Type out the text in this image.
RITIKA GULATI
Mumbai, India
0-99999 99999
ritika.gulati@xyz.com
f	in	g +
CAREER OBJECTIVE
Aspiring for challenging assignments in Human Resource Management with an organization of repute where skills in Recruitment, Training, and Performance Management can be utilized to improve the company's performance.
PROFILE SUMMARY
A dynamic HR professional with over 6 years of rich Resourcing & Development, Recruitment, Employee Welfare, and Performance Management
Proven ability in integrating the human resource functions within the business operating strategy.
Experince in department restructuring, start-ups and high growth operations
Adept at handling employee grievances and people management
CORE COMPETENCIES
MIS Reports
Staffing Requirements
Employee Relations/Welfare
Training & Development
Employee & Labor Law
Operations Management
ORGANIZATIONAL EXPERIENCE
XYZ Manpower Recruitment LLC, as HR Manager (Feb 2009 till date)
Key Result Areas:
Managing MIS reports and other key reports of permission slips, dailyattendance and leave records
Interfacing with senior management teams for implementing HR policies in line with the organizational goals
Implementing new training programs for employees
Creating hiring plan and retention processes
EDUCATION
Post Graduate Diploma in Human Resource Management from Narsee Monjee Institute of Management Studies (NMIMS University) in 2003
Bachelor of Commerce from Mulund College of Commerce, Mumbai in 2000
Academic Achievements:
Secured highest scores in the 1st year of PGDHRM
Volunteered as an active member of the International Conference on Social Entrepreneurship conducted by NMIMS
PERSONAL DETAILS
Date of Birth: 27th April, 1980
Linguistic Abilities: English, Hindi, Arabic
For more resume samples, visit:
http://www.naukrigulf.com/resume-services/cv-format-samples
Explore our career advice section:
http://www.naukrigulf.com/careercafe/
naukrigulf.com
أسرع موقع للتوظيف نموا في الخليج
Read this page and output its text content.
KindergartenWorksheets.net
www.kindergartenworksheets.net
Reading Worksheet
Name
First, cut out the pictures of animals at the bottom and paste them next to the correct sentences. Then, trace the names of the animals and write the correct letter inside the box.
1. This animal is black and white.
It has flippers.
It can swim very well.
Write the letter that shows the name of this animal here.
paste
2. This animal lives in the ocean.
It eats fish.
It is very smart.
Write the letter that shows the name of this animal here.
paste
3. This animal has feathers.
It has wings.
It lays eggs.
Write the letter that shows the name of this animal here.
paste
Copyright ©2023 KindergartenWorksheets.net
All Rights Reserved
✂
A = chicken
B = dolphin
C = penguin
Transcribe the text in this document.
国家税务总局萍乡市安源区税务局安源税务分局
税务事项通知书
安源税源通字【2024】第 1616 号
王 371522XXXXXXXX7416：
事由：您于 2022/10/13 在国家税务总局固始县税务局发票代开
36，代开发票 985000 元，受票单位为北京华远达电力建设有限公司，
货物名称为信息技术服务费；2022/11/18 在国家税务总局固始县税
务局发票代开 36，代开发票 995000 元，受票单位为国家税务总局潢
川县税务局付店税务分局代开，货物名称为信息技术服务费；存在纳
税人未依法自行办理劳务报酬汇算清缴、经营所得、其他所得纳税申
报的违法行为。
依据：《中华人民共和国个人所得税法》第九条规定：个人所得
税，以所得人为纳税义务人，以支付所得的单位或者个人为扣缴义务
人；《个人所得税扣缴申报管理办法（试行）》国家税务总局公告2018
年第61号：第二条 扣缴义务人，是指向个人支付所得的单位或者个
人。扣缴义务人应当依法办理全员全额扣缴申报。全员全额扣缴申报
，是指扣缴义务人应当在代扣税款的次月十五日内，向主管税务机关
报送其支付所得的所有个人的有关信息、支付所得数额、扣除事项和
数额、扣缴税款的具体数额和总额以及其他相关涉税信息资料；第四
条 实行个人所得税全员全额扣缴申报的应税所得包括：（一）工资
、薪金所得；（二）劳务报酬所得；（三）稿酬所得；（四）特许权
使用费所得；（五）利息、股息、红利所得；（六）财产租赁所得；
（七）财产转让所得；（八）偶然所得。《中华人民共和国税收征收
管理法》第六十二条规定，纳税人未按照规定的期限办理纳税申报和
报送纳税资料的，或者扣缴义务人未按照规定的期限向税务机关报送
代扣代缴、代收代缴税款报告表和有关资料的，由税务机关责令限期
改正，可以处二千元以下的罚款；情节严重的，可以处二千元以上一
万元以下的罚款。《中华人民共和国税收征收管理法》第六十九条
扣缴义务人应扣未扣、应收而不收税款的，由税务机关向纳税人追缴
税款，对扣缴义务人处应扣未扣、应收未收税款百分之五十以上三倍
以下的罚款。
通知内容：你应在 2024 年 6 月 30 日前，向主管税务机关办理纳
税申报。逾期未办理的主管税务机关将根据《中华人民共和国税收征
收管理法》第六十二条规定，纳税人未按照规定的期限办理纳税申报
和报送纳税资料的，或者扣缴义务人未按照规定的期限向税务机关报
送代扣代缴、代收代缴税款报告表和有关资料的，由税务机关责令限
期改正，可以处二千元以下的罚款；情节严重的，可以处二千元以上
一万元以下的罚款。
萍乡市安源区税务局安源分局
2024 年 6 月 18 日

- [What is needed]
Isolate the lines that hold the word "货物名称为信息技术服务费" and copy all of them.

- [Response]
货物名称为信息技术服务费；2022/11/18 在国家税务总局固始县税
川县税务局付店税务分局代开，货物名称为信息技术服务费；存在纳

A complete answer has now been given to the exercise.